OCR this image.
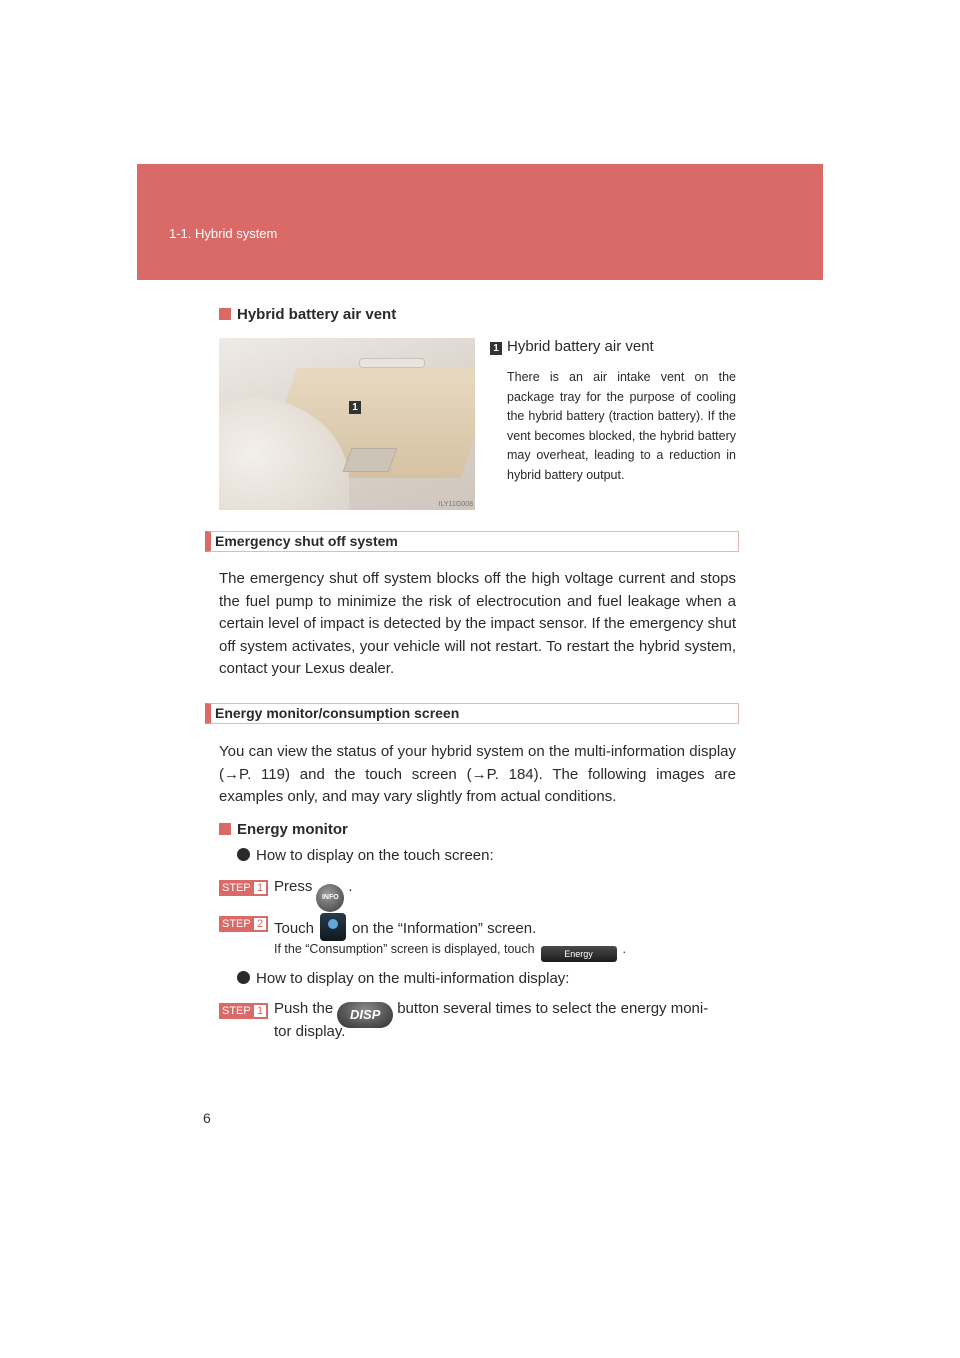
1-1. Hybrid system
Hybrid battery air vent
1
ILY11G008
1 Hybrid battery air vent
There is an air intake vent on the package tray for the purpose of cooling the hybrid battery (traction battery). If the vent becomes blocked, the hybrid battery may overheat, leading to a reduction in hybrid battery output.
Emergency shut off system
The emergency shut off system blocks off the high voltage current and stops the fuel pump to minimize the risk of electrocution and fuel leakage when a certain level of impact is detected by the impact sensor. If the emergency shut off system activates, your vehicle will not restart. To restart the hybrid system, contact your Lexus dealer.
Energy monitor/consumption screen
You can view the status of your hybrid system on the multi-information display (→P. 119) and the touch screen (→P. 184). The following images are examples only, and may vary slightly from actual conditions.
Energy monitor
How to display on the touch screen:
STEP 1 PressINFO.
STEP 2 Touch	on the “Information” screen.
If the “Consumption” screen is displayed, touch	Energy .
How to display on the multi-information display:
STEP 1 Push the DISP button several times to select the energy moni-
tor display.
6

::::::::::

Task instructions: From the records above, copy every line that holds the word "multi".

Correct output:
You can view the status of your hybrid system on the multi-information display (→P. 119) and the touch screen (→P. 184). The following images are examples only, and may vary slightly from actual conditions.
How to display on the multi-information display:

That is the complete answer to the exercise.